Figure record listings
╔══

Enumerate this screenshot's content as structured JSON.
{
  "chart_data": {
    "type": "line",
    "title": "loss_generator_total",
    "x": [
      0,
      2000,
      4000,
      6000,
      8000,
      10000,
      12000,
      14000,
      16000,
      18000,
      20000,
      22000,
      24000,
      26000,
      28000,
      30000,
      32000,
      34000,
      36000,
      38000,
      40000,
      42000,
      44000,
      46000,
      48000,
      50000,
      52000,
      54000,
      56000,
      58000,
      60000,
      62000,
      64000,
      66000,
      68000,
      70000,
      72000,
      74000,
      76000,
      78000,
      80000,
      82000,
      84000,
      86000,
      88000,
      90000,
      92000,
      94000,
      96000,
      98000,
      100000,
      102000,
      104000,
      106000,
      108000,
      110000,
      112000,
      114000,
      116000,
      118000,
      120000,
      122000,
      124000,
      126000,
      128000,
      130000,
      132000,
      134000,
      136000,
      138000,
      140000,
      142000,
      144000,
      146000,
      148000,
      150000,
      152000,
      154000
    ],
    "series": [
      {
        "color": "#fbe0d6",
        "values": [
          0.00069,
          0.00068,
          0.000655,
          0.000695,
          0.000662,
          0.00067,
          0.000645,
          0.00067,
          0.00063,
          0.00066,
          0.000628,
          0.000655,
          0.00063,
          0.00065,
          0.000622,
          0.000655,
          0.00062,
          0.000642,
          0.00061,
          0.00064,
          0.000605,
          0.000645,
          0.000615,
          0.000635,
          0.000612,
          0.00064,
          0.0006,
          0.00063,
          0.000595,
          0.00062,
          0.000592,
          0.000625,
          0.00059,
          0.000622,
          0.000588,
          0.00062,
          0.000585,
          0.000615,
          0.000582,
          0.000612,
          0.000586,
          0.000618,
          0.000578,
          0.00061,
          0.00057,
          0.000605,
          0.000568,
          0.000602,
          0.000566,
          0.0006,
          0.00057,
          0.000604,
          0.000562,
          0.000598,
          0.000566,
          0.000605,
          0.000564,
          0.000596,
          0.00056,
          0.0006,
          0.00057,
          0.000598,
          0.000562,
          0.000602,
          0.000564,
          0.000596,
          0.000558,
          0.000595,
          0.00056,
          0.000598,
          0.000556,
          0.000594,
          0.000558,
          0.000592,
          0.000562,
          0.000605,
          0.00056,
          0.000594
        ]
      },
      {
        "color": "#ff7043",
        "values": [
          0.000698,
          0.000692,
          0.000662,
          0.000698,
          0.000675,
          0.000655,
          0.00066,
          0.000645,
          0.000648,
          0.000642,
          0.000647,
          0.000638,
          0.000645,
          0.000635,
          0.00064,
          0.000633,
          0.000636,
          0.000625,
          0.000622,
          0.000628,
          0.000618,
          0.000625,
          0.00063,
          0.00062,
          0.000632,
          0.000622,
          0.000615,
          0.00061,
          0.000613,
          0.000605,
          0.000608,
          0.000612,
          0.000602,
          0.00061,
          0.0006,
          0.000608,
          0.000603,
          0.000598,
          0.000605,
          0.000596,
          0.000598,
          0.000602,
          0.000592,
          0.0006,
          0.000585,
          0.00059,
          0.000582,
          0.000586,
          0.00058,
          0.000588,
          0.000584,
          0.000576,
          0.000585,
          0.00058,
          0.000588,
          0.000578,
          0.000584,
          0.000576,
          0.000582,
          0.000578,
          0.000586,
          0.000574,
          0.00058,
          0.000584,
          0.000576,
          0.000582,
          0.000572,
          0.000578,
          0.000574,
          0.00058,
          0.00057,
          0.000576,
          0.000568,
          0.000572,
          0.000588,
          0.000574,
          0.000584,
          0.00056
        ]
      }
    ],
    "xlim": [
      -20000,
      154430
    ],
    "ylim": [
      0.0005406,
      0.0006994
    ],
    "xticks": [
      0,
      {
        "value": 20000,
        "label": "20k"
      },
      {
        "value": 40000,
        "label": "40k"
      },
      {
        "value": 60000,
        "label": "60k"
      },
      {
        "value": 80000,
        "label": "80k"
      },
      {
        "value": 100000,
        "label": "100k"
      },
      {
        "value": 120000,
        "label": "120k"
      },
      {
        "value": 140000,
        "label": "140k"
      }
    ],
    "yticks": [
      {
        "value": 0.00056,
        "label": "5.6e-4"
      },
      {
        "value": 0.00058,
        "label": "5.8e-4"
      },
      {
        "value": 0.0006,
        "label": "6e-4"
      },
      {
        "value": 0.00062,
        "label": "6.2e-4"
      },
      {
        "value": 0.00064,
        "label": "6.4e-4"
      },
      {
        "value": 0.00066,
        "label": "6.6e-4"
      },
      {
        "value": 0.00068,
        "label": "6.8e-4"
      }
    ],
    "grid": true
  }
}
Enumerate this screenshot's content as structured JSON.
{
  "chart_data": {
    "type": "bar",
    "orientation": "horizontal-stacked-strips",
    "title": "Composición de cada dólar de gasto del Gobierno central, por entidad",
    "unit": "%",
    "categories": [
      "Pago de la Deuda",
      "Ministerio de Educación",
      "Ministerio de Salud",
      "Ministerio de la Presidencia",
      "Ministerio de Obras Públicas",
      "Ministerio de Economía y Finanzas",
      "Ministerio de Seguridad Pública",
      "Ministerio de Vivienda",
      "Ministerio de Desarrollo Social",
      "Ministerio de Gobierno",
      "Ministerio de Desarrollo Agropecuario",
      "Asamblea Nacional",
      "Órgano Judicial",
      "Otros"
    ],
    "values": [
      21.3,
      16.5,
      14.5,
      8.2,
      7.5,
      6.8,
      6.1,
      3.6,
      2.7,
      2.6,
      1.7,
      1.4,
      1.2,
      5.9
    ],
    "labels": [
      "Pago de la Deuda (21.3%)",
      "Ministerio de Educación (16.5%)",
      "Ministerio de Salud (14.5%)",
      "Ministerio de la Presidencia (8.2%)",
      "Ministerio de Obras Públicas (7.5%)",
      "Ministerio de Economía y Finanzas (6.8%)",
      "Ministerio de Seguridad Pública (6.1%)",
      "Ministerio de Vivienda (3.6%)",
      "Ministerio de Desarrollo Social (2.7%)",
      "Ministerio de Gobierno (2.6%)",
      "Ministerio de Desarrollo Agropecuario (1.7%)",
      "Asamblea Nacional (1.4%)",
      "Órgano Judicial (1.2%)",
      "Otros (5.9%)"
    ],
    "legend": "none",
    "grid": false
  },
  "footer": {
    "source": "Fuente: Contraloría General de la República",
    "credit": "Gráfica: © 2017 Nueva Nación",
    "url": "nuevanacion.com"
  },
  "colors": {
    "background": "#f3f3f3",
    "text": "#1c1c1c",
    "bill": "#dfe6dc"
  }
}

╚══

BRIEF:
Collect the complete line wherever the string "Agropecuario" appears in the records.

REPLY TO THE EXERCISE:
      "Ministerio de Desarrollo Agropecuario",
      "Ministerio de Desarrollo Agropecuario (1.7%)",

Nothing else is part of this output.